- **What is expected**:
Show each line from the listing that includes the word "Προεπισκόπηση".
+ + + + +
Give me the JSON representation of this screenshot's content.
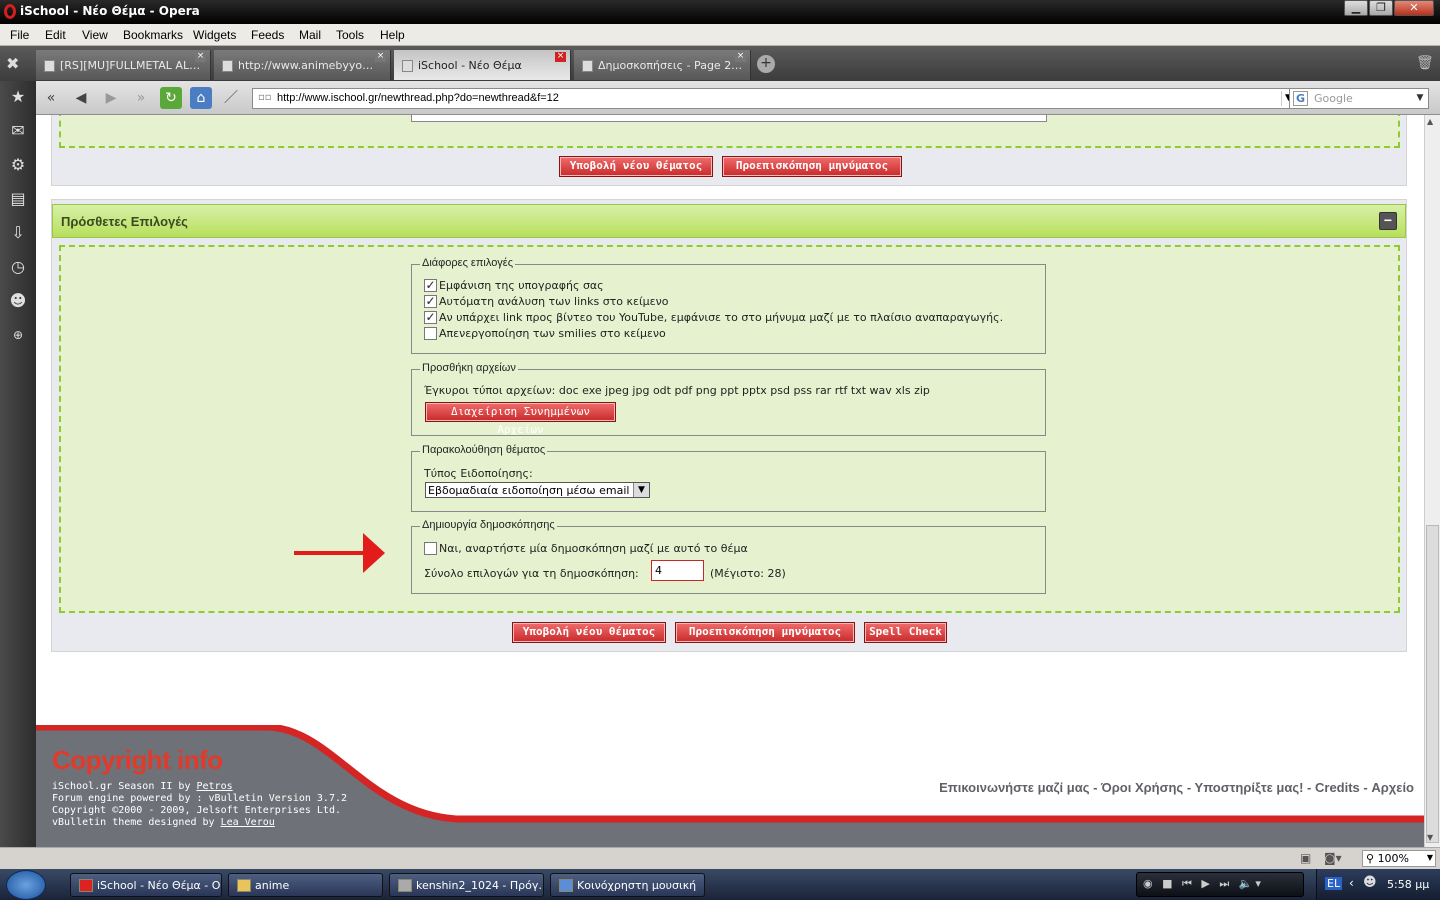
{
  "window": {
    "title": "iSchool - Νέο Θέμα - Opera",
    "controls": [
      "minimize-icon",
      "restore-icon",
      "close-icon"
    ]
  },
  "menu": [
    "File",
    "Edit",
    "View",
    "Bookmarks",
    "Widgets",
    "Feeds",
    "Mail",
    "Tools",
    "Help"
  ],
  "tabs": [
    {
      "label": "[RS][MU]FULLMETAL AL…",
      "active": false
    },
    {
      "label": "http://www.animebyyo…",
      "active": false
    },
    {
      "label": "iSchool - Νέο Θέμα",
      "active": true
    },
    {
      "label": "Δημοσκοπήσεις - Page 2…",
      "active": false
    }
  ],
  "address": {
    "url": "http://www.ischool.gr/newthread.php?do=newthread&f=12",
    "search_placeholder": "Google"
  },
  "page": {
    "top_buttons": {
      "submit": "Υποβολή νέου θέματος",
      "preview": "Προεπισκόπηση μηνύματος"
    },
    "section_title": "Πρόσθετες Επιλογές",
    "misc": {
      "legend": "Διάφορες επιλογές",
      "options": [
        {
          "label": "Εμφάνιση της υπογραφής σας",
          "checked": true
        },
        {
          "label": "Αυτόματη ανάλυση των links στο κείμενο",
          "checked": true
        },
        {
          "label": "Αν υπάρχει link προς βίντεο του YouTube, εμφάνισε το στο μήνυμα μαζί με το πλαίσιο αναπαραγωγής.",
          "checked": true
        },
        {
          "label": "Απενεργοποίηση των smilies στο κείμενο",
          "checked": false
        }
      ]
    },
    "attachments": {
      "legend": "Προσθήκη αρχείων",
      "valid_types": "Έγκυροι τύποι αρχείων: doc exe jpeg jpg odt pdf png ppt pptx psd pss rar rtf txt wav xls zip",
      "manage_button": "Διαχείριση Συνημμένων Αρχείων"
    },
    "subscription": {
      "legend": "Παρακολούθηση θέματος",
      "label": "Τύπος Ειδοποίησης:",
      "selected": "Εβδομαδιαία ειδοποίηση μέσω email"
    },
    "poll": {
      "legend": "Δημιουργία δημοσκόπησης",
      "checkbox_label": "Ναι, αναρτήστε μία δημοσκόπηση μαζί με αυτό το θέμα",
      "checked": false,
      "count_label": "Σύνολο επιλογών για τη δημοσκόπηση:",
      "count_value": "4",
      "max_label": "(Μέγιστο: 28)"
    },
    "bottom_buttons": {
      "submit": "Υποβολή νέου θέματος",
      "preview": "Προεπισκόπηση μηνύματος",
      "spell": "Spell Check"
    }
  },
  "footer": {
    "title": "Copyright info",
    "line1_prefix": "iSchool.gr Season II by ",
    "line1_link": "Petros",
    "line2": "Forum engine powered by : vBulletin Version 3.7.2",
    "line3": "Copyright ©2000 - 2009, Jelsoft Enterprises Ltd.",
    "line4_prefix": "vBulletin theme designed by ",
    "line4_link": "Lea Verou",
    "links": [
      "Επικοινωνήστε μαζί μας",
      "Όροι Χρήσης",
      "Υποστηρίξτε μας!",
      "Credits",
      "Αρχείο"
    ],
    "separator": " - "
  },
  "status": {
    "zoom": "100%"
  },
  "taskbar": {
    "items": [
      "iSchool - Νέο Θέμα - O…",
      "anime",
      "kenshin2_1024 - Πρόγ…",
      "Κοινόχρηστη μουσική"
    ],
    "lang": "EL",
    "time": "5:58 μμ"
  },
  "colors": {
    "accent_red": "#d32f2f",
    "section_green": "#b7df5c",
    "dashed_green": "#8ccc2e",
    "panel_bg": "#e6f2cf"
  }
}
+ + + + +
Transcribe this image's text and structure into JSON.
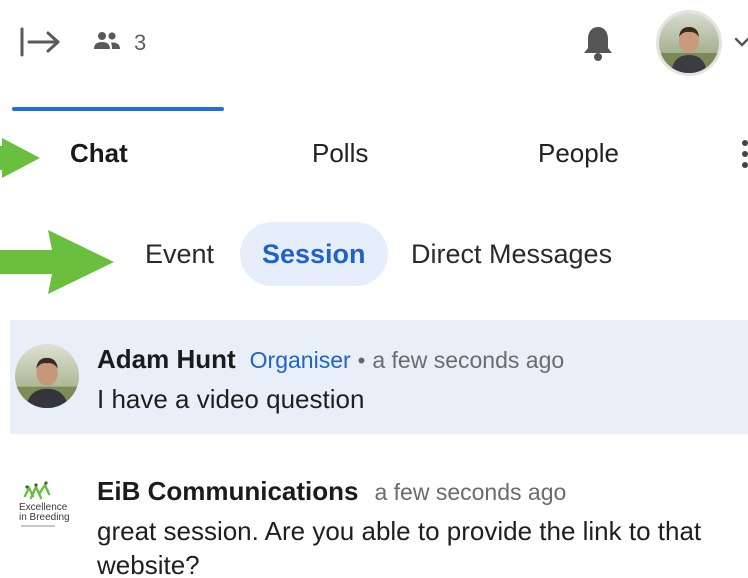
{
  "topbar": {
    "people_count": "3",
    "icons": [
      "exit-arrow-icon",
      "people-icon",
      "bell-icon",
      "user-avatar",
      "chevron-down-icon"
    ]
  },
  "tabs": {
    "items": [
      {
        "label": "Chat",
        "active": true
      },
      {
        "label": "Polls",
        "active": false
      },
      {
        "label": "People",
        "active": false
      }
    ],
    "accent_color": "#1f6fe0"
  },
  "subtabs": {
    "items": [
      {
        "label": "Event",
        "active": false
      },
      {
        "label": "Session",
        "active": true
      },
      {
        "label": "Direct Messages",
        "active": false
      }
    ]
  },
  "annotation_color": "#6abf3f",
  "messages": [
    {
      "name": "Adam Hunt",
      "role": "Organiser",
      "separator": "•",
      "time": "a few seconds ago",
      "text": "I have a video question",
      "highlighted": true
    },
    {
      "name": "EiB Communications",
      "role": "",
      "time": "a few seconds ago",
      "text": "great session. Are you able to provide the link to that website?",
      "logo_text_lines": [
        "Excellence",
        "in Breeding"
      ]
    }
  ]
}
+ + + + +
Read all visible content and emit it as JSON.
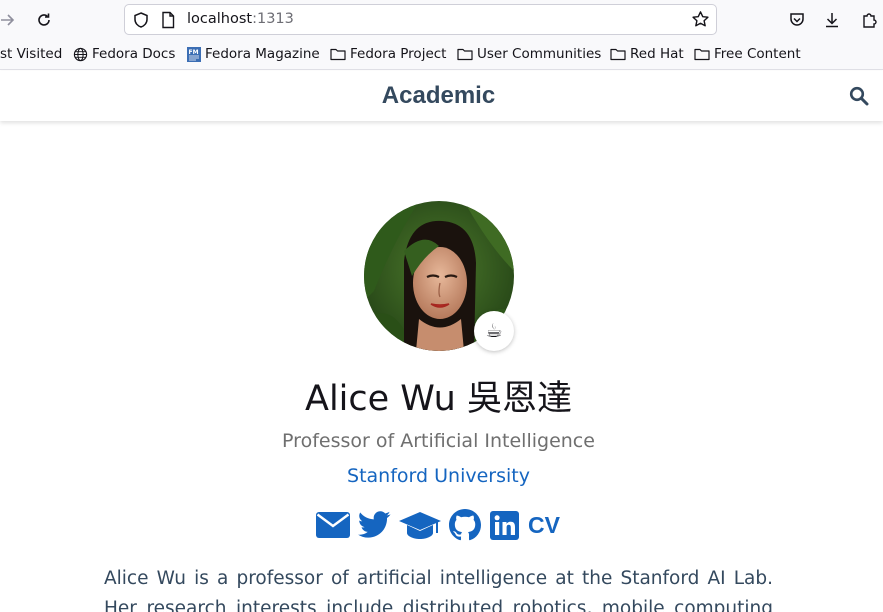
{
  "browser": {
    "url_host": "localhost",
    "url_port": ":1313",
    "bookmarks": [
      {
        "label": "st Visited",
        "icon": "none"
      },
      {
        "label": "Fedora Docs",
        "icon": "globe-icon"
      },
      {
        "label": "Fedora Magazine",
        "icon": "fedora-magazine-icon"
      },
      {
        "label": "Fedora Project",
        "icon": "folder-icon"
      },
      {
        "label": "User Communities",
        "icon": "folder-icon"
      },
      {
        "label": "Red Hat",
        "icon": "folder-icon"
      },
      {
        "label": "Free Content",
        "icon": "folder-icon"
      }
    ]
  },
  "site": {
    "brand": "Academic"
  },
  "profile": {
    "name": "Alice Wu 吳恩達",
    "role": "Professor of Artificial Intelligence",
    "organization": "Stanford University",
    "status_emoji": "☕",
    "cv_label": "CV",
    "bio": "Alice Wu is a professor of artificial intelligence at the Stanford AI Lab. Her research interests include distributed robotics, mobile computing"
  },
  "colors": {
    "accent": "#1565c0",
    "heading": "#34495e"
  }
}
+ + + + +
- **Written solution**:
      "preview": "Προεπισκόπηση μηνύματος"
      "preview": "Προεπισκόπηση μηνύματος",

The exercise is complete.